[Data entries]
==============================

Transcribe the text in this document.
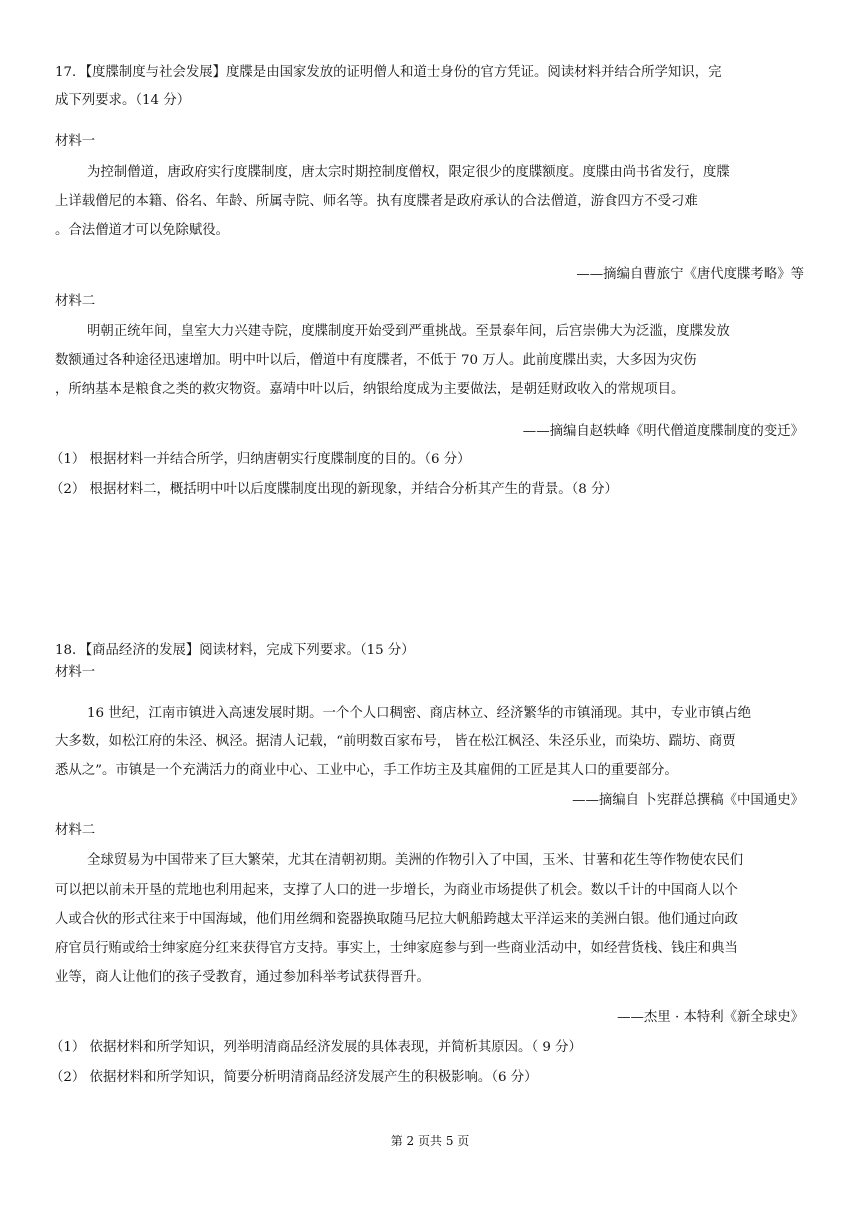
17．【度牒制度与社会发展】度牒是由国家发放的证明僧人和道士身份的官方凭证。阅读材料并结合所学知识，完
成下列要求。（14 分）
材料一
为控制僧道，唐政府实行度牒制度，唐太宗时期控制度僧权，限定很少的度牒额度。度牒由尚书省发行，度牒
上详载僧尼的本籍、俗名、年龄、所属寺院、师名等。执有度牒者是政府承认的合法僧道，游食四方不受刁难
。合法僧道才可以免除赋役。
——摘编自曹旅宁《唐代度牒考略》等
材料二
明朝正统年间，皇室大力兴建寺院，度牒制度开始受到严重挑战。至景泰年间，后宫崇佛大为泛滥，度牒发放
数额通过各种途径迅速增加。明中叶以后，僧道中有度牒者，不低于 70 万人。此前度牒出卖，大多因为灾伤
，所纳基本是粮食之类的救灾物资。嘉靖中叶以后，纳银给度成为主要做法，是朝廷财政收入的常规项目。
——摘编自赵轶峰《明代僧道度牒制度的变迁》
（1） 根据材料一并结合所学，归纳唐朝实行度牒制度的目的。（6 分）
（2） 根据材料二，概括明中叶以后度牒制度出现的新现象，并结合分析其产生的背景。（8 分）
18．【商品经济的发展】阅读材料，完成下列要求。（15 分）
材料一
16 世纪，江南市镇进入高速发展时期。一个个人口稠密、商店林立、经济繁华的市镇涌现。其中，专业市镇占绝
大多数，如松江府的朱泾、枫泾。据清人记载，“前明数百家布号， 皆在松江枫泾、朱泾乐业，而染坊、踹坊、商贾
悉从之”。市镇是一个充满活力的商业中心、工业中心，手工作坊主及其雇佣的工匠是其人口的重要部分。
——摘编自 卜宪群总撰稿《中国通史》
材料二
全球贸易为中国带来了巨大繁荣，尤其在清朝初期。美洲的作物引入了中国，玉米、甘薯和花生等作物使农民们
可以把以前未开垦的荒地也利用起来，支撑了人口的进一步增长，为商业市场提供了机会。数以千计的中国商人以个
人或合伙的形式往来于中国海域，他们用丝绸和瓷器换取随马尼拉大帆船跨越太平洋运来的美洲白银。他们通过向政
府官员行贿或给士绅家庭分红来获得官方支持。事实上，士绅家庭参与到一些商业活动中，如经营货栈、钱庄和典当
业等，商人让他们的孩子受教育，通过参加科举考试获得晋升。
——杰里 · 本特利《新全球史》
（1） 依据材料和所学知识，列举明清商品经济发展的具体表现，并简析其原因。（ 9 分）
（2） 依据材料和所学知识，简要分析明清商品经济发展产生的积极影响。（6 分）
第 2 页共 5 页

==============================

§ **WRITTEN EXERCISE**: Give back the whole listing as it stands, minus its pictures.

§ **EXERCISE ANSWER**:
Transcribe the text in this document.
17．【度牒制度与社会发展】度牒是由国家发放的证明僧人和道士身份的官方凭证。阅读材料并结合所学知识，完
成下列要求。（14 分）
材料一
为控制僧道，唐政府实行度牒制度，唐太宗时期控制度僧权，限定很少的度牒额度。度牒由尚书省发行，度牒
上详载僧尼的本籍、俗名、年龄、所属寺院、师名等。执有度牒者是政府承认的合法僧道，游食四方不受刁难
。合法僧道才可以免除赋役。
——摘编自曹旅宁《唐代度牒考略》等
材料二
明朝正统年间，皇室大力兴建寺院，度牒制度开始受到严重挑战。至景泰年间，后宫崇佛大为泛滥，度牒发放
数额通过各种途径迅速增加。明中叶以后，僧道中有度牒者，不低于 70 万人。此前度牒出卖，大多因为灾伤
，所纳基本是粮食之类的救灾物资。嘉靖中叶以后，纳银给度成为主要做法，是朝廷财政收入的常规项目。
——摘编自赵轶峰《明代僧道度牒制度的变迁》
（1） 根据材料一并结合所学，归纳唐朝实行度牒制度的目的。（6 分）
（2） 根据材料二，概括明中叶以后度牒制度出现的新现象，并结合分析其产生的背景。（8 分）
18．【商品经济的发展】阅读材料，完成下列要求。（15 分）
材料一
16 世纪，江南市镇进入高速发展时期。一个个人口稠密、商店林立、经济繁华的市镇涌现。其中，专业市镇占绝
大多数，如松江府的朱泾、枫泾。据清人记载，“前明数百家布号， 皆在松江枫泾、朱泾乐业，而染坊、踹坊、商贾
悉从之”。市镇是一个充满活力的商业中心、工业中心，手工作坊主及其雇佣的工匠是其人口的重要部分。
——摘编自 卜宪群总撰稿《中国通史》
材料二
全球贸易为中国带来了巨大繁荣，尤其在清朝初期。美洲的作物引入了中国，玉米、甘薯和花生等作物使农民们
可以把以前未开垦的荒地也利用起来，支撑了人口的进一步增长，为商业市场提供了机会。数以千计的中国商人以个
人或合伙的形式往来于中国海域，他们用丝绸和瓷器换取随马尼拉大帆船跨越太平洋运来的美洲白银。他们通过向政
府官员行贿或给士绅家庭分红来获得官方支持。事实上，士绅家庭参与到一些商业活动中，如经营货栈、钱庄和典当
业等，商人让他们的孩子受教育，通过参加科举考试获得晋升。
——杰里 · 本特利《新全球史》
（1） 依据材料和所学知识，列举明清商品经济发展的具体表现，并简析其原因。（ 9 分）
（2） 依据材料和所学知识，简要分析明清商品经济发展产生的积极影响。（6 分）
第 2 页共 5 页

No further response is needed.